-------- Stored data
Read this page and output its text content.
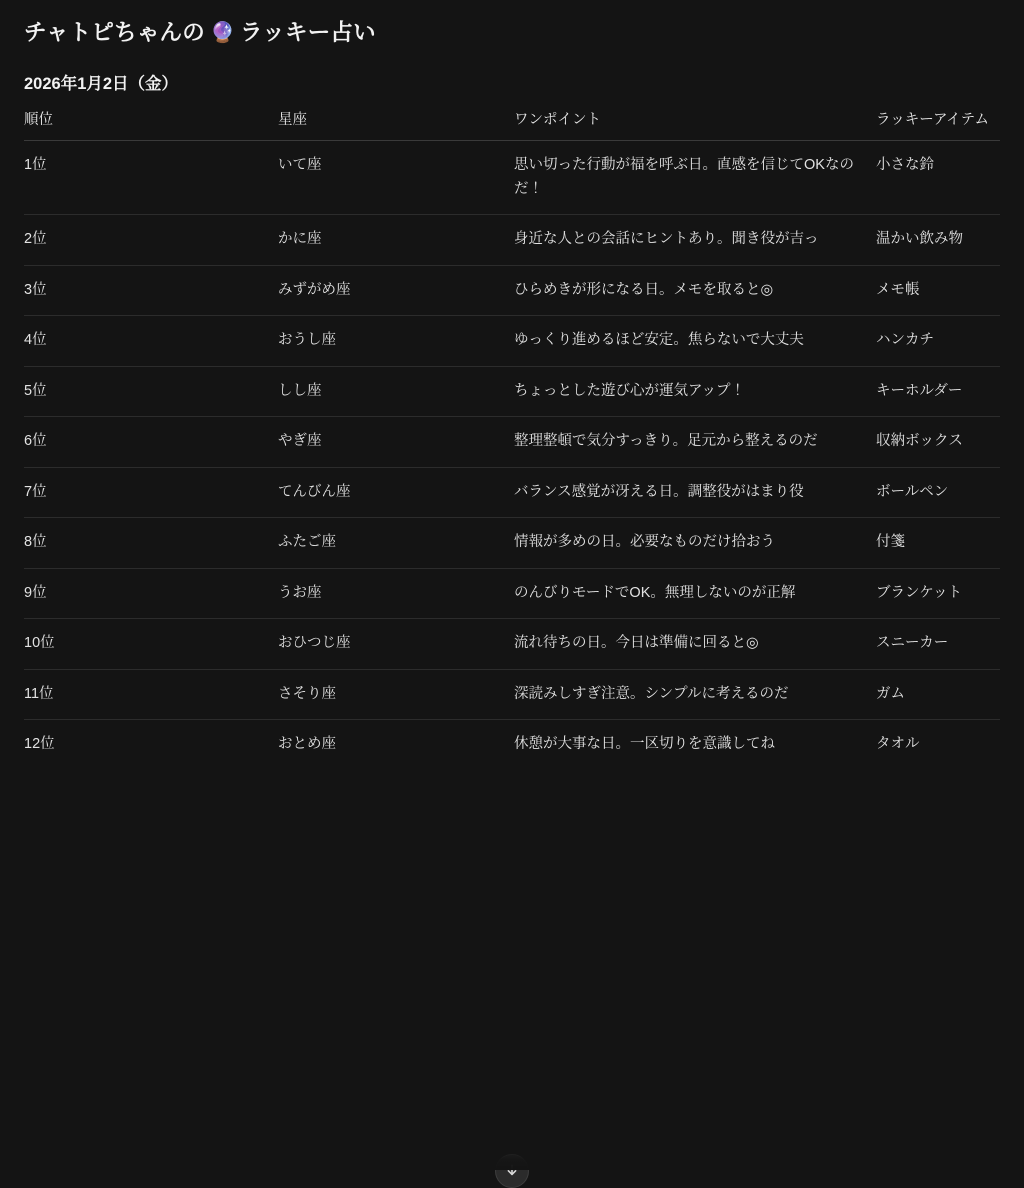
チャトピちゃんの 🔮 ラッキー占い
2026年1月2日（金）
順位	星座	ワンポイント	ラッキーアイテム
1位	いて座	思い切った行動が福を呼ぶ日。直感を信じてOKなのだ！	小さな鈴
2位	かに座	身近な人との会話にヒントあり。聞き役が吉っ	温かい飲み物
3位	みずがめ座	ひらめきが形になる日。メモを取ると◎	メモ帳
4位	おうし座	ゆっくり進めるほど安定。焦らないで大丈夫	ハンカチ
5位	しし座	ちょっとした遊び心が運気アップ！	キーホルダー
6位	やぎ座	整理整頓で気分すっきり。足元から整えるのだ	収納ボックス
7位	てんびん座	バランス感覚が冴える日。調整役がはまり役	ボールペン
8位	ふたご座	情報が多めの日。必要なものだけ拾おう	付箋
9位	うお座	のんびりモードでOK。無理しないのが正解	ブランケット
10位	おひつじ座	流れ待ちの日。今日は準備に回ると◎	スニーカー
11位	さそり座	深読みしすぎ注意。シンプルに考えるのだ	ガム
12位	おとめ座	休憩が大事な日。一区切りを意識してね	タオル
----------------
Reproduce all entries without any change, and omit the pictures.

● Right answer:
Read this page and output its text content.
チャトピちゃんの 🔮 ラッキー占い
2026年1月2日（金）
順位	星座	ワンポイント	ラッキーアイテム
1位	いて座	思い切った行動が福を呼ぶ日。直感を信じてOKなのだ！	小さな鈴
2位	かに座	身近な人との会話にヒントあり。聞き役が吉っ	温かい飲み物
3位	みずがめ座	ひらめきが形になる日。メモを取ると◎	メモ帳
4位	おうし座	ゆっくり進めるほど安定。焦らないで大丈夫	ハンカチ
5位	しし座	ちょっとした遊び心が運気アップ！	キーホルダー
6位	やぎ座	整理整頓で気分すっきり。足元から整えるのだ	収納ボックス
7位	てんびん座	バランス感覚が冴える日。調整役がはまり役	ボールペン
8位	ふたご座	情報が多めの日。必要なものだけ拾おう	付箋
9位	うお座	のんびりモードでOK。無理しないのが正解	ブランケット
10位	おひつじ座	流れ待ちの日。今日は準備に回ると◎	スニーカー
11位	さそり座	深読みしすぎ注意。シンプルに考えるのだ	ガム
12位	おとめ座	休憩が大事な日。一区切りを意識してね	タオル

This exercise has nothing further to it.